Copy, from the entries below, each line where the word "Building" can be found.

**Record extracts:**
* start *
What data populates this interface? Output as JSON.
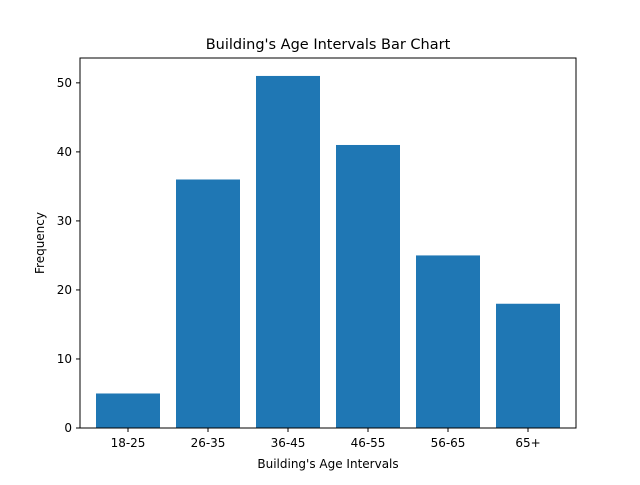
{
  "chart_data": {
    "type": "bar",
    "title": "Building's Age Intervals Bar Chart",
    "xlabel": "Building's Age Intervals",
    "ylabel": "Frequency",
    "categories": [
      "18-25",
      "26-35",
      "36-45",
      "46-55",
      "56-65",
      "65+"
    ],
    "values": [
      5,
      36,
      51,
      41,
      25,
      18
    ],
    "ylim": [
      0,
      53.6
    ],
    "yticks": [
      0,
      10,
      20,
      30,
      40,
      50
    ],
    "bar_color": "#1f77b4",
    "grid": false,
    "legend": "none"
  }
}
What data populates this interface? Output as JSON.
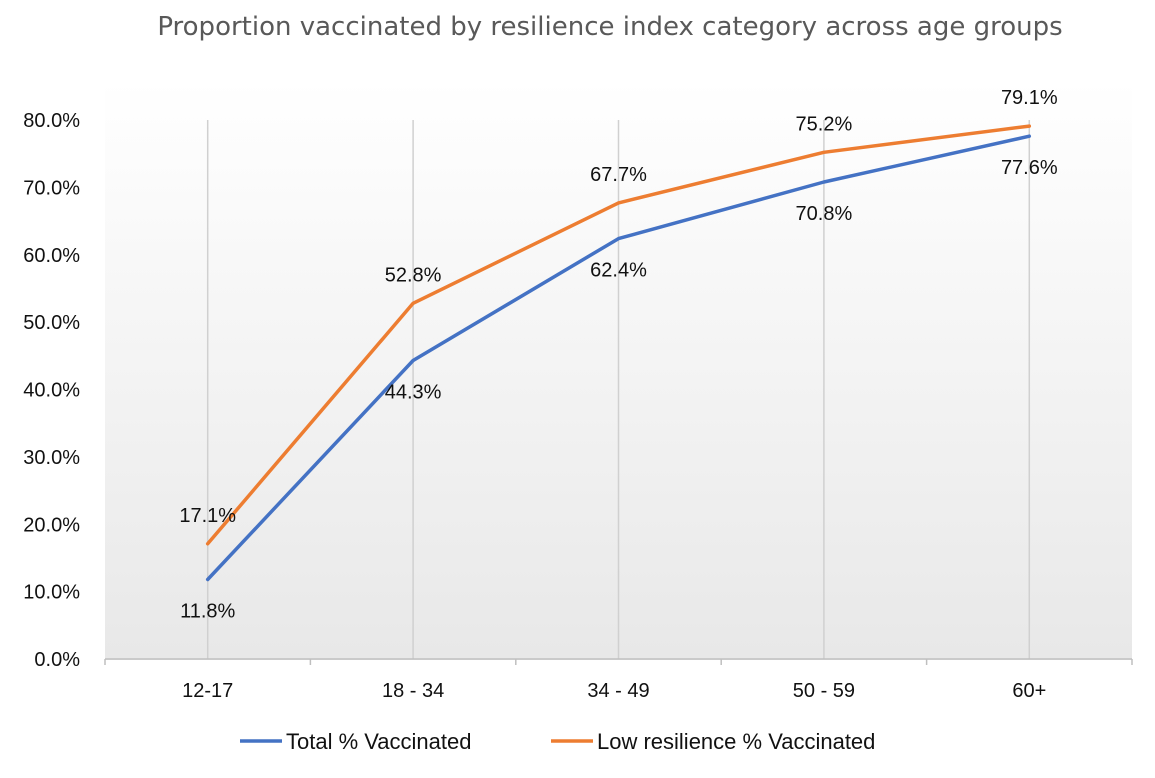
{
  "chart_data": {
    "type": "line",
    "title": "Proportion vaccinated by resilience index category across age groups",
    "xlabel": "",
    "ylabel": "",
    "categories": [
      "12-17",
      "18 - 34",
      "34 - 49",
      "50 - 59",
      "60+"
    ],
    "ylim": [
      0,
      80
    ],
    "y_ticks": [
      "0.0%",
      "10.0%",
      "20.0%",
      "30.0%",
      "40.0%",
      "50.0%",
      "60.0%",
      "70.0%",
      "80.0%"
    ],
    "grid": "vertical",
    "legend_position": "bottom",
    "series": [
      {
        "name": "Total % Vaccinated",
        "color": "#4472C4",
        "values": [
          11.8,
          44.3,
          62.4,
          70.8,
          77.6
        ],
        "labels": [
          "11.8%",
          "44.3%",
          "62.4%",
          "70.8%",
          "77.6%"
        ],
        "label_side": "below"
      },
      {
        "name": "Low resilience % Vaccinated",
        "color": "#ED7D31",
        "values": [
          17.1,
          52.8,
          67.7,
          75.2,
          79.1
        ],
        "labels": [
          "17.1%",
          "52.8%",
          "67.7%",
          "75.2%",
          "79.1%"
        ],
        "label_side": "above"
      }
    ]
  }
}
* end *
**Solution for this problem:**
    "title": "Building's Age Intervals Bar Chart",
    "xlabel": "Building's Age Intervals",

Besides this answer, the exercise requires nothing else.